*Exercise objective*
Reproduce the material word for word, from its first line up to and including the line that contains "user-avatar-icon[interactable] — [1058, 5, 1071, 18]".

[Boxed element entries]
▶
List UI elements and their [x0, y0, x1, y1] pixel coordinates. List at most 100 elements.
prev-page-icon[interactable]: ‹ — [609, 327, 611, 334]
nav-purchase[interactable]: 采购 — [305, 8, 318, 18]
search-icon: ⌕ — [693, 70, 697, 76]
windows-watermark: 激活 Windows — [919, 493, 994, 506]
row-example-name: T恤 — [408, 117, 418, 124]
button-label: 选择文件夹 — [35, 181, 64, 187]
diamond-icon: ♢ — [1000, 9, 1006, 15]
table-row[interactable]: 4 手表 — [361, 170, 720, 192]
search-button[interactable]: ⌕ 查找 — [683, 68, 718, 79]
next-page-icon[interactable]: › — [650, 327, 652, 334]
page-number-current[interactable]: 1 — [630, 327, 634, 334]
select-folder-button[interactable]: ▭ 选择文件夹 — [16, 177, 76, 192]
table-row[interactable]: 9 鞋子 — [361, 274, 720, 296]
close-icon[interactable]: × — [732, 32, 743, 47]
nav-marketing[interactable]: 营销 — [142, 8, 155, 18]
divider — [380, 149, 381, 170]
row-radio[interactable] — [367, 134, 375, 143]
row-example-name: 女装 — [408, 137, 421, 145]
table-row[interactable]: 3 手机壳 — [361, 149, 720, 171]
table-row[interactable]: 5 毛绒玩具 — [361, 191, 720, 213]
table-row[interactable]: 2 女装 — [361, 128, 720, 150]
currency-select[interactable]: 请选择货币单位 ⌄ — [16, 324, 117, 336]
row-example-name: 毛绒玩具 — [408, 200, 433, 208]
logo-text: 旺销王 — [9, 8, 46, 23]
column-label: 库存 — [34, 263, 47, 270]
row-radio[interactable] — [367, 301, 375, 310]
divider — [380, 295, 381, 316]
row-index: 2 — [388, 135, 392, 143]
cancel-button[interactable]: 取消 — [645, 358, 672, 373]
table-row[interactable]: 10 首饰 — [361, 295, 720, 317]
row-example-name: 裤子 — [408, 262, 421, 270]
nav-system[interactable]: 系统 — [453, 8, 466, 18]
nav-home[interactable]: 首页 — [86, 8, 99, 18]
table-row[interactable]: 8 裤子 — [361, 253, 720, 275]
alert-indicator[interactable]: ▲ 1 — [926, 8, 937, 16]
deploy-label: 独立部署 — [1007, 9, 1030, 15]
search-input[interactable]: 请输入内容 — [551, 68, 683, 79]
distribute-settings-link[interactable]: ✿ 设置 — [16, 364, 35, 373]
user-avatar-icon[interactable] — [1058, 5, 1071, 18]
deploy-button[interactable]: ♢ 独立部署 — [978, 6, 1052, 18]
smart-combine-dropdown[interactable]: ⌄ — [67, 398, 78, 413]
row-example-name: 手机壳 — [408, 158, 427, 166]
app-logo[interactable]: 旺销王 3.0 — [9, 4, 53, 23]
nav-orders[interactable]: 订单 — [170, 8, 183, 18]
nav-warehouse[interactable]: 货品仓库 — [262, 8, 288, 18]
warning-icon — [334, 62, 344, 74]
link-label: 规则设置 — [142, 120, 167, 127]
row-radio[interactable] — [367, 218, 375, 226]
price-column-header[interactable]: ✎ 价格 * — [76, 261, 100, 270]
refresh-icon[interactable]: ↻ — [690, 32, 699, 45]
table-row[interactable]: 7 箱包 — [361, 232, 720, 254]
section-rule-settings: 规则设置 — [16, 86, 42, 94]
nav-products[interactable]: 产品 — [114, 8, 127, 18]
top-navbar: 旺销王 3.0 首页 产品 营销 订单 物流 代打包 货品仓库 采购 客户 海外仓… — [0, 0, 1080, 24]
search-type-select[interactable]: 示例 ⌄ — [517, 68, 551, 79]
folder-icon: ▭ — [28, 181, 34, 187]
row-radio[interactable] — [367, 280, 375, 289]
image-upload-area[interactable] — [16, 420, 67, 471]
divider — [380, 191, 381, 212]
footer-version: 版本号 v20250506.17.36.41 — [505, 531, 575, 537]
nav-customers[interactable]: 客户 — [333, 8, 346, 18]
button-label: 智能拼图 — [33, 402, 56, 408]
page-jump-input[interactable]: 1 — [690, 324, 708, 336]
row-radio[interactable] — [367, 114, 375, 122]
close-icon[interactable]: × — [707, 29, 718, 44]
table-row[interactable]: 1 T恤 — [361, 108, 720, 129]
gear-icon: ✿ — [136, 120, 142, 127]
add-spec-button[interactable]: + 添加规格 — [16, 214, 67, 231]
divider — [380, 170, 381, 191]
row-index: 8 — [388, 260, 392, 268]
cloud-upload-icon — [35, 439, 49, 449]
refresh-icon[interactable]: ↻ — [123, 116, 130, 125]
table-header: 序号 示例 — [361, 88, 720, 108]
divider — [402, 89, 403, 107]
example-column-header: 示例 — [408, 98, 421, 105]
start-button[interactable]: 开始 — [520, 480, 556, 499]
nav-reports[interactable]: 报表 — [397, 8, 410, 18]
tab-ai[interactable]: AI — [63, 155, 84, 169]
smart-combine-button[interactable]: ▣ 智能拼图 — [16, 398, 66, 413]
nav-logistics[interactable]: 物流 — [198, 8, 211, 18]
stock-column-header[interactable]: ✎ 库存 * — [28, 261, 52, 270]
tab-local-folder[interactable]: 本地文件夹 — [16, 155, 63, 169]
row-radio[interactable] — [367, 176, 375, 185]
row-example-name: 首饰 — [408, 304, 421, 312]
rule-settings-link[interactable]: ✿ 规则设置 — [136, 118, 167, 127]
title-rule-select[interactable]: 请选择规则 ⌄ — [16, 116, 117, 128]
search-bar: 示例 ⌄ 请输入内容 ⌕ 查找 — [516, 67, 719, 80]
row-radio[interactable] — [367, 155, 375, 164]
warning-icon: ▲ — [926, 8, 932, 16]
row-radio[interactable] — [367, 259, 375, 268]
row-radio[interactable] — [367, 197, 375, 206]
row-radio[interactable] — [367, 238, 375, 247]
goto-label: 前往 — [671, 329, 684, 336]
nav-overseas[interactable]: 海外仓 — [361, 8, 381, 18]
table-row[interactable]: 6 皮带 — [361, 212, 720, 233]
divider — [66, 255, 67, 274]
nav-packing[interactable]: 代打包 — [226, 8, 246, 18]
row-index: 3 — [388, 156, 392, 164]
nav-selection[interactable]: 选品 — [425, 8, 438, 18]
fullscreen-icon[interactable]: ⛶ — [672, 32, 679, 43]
◀
*Problem solution*
List UI elements and their [x0, y0, x1, y1] pixel coordinates. List at most 100 elements.
prev-page-icon[interactable]: ‹ — [609, 327, 611, 334]
nav-purchase[interactable]: 采购 — [305, 8, 318, 18]
search-icon: ⌕ — [693, 70, 697, 76]
windows-watermark: 激活 Windows — [919, 493, 994, 506]
row-example-name: T恤 — [408, 117, 418, 124]
button-label: 选择文件夹 — [35, 181, 64, 187]
diamond-icon: ♢ — [1000, 9, 1006, 15]
table-row[interactable]: 4 手表 — [361, 170, 720, 192]
search-button[interactable]: ⌕ 查找 — [683, 68, 718, 79]
next-page-icon[interactable]: › — [650, 327, 652, 334]
page-number-current[interactable]: 1 — [630, 327, 634, 334]
select-folder-button[interactable]: ▭ 选择文件夹 — [16, 177, 76, 192]
table-row[interactable]: 9 鞋子 — [361, 274, 720, 296]
close-icon[interactable]: × — [732, 32, 743, 47]
nav-marketing[interactable]: 营销 — [142, 8, 155, 18]
divider — [380, 149, 381, 170]
row-radio[interactable] — [367, 134, 375, 143]
row-example-name: 女装 — [408, 137, 421, 145]
table-row[interactable]: 3 手机壳 — [361, 149, 720, 171]
table-row[interactable]: 5 毛绒玩具 — [361, 191, 720, 213]
table-row[interactable]: 2 女装 — [361, 128, 720, 150]
currency-select[interactable]: 请选择货币单位 ⌄ — [16, 324, 117, 336]
row-example-name: 毛绒玩具 — [408, 200, 433, 208]
logo-text: 旺销王 — [9, 8, 46, 23]
column-label: 库存 — [34, 263, 47, 270]
row-radio[interactable] — [367, 301, 375, 310]
divider — [380, 295, 381, 316]
row-index: 2 — [388, 135, 392, 143]
cancel-button[interactable]: 取消 — [645, 358, 672, 373]
table-row[interactable]: 10 首饰 — [361, 295, 720, 317]
row-example-name: 裤子 — [408, 262, 421, 270]
nav-system[interactable]: 系统 — [453, 8, 466, 18]
nav-home[interactable]: 首页 — [86, 8, 99, 18]
table-row[interactable]: 8 裤子 — [361, 253, 720, 275]
alert-indicator[interactable]: ▲ 1 — [926, 8, 937, 16]
deploy-label: 独立部署 — [1007, 9, 1030, 15]
search-input[interactable]: 请输入内容 — [551, 68, 683, 79]
distribute-settings-link[interactable]: ✿ 设置 — [16, 364, 35, 373]
user-avatar-icon[interactable] — [1058, 5, 1071, 18]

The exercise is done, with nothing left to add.